REQUIREMENT => Exactly reproduce the lines that follow.

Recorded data
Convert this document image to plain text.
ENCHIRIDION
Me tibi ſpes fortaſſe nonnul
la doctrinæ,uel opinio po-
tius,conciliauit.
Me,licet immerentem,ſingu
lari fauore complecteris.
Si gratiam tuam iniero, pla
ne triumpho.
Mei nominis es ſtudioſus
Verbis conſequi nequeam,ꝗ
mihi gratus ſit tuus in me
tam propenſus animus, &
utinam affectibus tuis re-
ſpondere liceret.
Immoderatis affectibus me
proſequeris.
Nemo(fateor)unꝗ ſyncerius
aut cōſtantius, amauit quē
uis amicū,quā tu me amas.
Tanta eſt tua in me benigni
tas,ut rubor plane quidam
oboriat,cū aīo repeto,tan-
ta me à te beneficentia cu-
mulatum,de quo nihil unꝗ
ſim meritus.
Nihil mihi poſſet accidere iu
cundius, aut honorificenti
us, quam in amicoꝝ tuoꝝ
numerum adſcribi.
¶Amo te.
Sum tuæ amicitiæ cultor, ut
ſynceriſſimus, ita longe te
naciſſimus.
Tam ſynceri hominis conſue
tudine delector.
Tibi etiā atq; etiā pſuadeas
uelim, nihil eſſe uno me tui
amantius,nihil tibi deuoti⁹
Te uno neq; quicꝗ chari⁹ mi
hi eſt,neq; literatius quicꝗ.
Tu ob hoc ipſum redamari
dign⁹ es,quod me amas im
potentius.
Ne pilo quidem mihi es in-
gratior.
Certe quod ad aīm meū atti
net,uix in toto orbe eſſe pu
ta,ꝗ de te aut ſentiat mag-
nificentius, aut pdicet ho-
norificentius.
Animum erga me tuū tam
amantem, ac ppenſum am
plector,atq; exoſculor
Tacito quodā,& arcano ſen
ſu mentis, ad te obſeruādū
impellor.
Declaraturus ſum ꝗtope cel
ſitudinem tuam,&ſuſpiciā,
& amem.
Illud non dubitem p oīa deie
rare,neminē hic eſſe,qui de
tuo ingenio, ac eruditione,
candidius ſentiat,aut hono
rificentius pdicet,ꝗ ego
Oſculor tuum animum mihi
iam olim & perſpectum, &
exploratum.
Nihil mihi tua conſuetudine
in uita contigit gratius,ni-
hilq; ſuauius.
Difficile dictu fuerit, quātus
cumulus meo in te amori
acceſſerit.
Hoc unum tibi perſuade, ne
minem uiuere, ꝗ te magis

WRITTEN SOLUTION =>
Convert this document image to plain text.
ENCHIRIDION
Me tibi ſpes fortaſſe nonnul
la doctrinæ,uel opinio po-
tius,conciliauit.
Me,licet immerentem,ſingu
lari fauore complecteris.
Si gratiam tuam iniero, pla
ne triumpho.
Mei nominis es ſtudioſus
Verbis conſequi nequeam,ꝗ
mihi gratus ſit tuus in me
tam propenſus animus, &
utinam affectibus tuis re-
ſpondere liceret.
Immoderatis affectibus me
proſequeris.
Nemo(fateor)unꝗ ſyncerius
aut cōſtantius, amauit quē
uis amicū,quā tu me amas.
Tanta eſt tua in me benigni
tas,ut rubor plane quidam
oboriat,cū aīo repeto,tan-
ta me à te beneficentia cu-
mulatum,de quo nihil unꝗ
ſim meritus.
Nihil mihi poſſet accidere iu
cundius, aut honorificenti
us, quam in amicoꝝ tuoꝝ
numerum adſcribi.
¶Amo te.
Sum tuæ amicitiæ cultor, ut
ſynceriſſimus, ita longe te
naciſſimus.
Tam ſynceri hominis conſue
tudine delector.
Tibi etiā atq; etiā pſuadeas
uelim, nihil eſſe uno me tui
amantius,nihil tibi deuoti⁹
Te uno neq; quicꝗ chari⁹ mi
hi eſt,neq; literatius quicꝗ.
Tu ob hoc ipſum redamari
dign⁹ es,quod me amas im
potentius.
Ne pilo quidem mihi es in-
gratior.
Certe quod ad aīm meū atti
net,uix in toto orbe eſſe pu
ta,ꝗ de te aut ſentiat mag-
nificentius, aut pdicet ho-
norificentius.
Animum erga me tuū tam
amantem, ac ppenſum am
plector,atq; exoſculor
Tacito quodā,& arcano ſen
ſu mentis, ad te obſeruādū
impellor.
Declaraturus ſum ꝗtope cel
ſitudinem tuam,&ſuſpiciā,
& amem.
Illud non dubitem p oīa deie
rare,neminē hic eſſe,qui de
tuo ingenio, ac eruditione,
candidius ſentiat,aut hono
rificentius pdicet,ꝗ ego
Oſculor tuum animum mihi
iam olim & perſpectum, &
exploratum.
Nihil mihi tua conſuetudine
in uita contigit gratius,ni-
hilq; ſuauius.
Difficile dictu fuerit, quātus
cumulus meo in te amori
acceſſerit.
Hoc unum tibi perſuade, ne
minem uiuere, ꝗ te magis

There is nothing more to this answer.